STORED RECORDS
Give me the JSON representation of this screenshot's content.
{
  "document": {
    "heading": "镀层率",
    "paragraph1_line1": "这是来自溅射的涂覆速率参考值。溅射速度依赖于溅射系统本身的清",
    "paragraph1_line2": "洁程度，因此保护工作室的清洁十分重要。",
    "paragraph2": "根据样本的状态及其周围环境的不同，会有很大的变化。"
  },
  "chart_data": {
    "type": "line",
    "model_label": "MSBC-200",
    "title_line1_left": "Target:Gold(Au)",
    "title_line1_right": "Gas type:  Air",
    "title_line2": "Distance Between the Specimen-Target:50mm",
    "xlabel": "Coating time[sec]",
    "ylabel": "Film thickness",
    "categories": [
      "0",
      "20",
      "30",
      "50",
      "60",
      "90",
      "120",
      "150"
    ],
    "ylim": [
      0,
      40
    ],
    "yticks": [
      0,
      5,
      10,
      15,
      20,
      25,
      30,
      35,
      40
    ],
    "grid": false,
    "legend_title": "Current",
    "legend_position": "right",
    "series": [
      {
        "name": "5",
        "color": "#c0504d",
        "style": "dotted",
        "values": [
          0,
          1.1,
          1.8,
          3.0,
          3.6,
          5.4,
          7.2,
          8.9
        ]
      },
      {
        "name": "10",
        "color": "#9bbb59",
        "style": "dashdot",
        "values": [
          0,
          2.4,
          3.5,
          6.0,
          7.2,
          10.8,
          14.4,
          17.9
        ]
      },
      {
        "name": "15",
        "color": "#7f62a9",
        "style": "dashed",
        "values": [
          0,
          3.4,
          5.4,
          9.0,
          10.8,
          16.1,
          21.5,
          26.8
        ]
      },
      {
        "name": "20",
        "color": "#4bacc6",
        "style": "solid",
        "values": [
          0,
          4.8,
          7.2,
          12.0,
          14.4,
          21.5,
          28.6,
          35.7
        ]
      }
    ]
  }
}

THE TASK
Identify and extract each line of the listing that contains "style".

FULL OUTPUT
        "style": "dotted",
        "style": "dashdot",
        "style": "dashed",
        "style": "solid",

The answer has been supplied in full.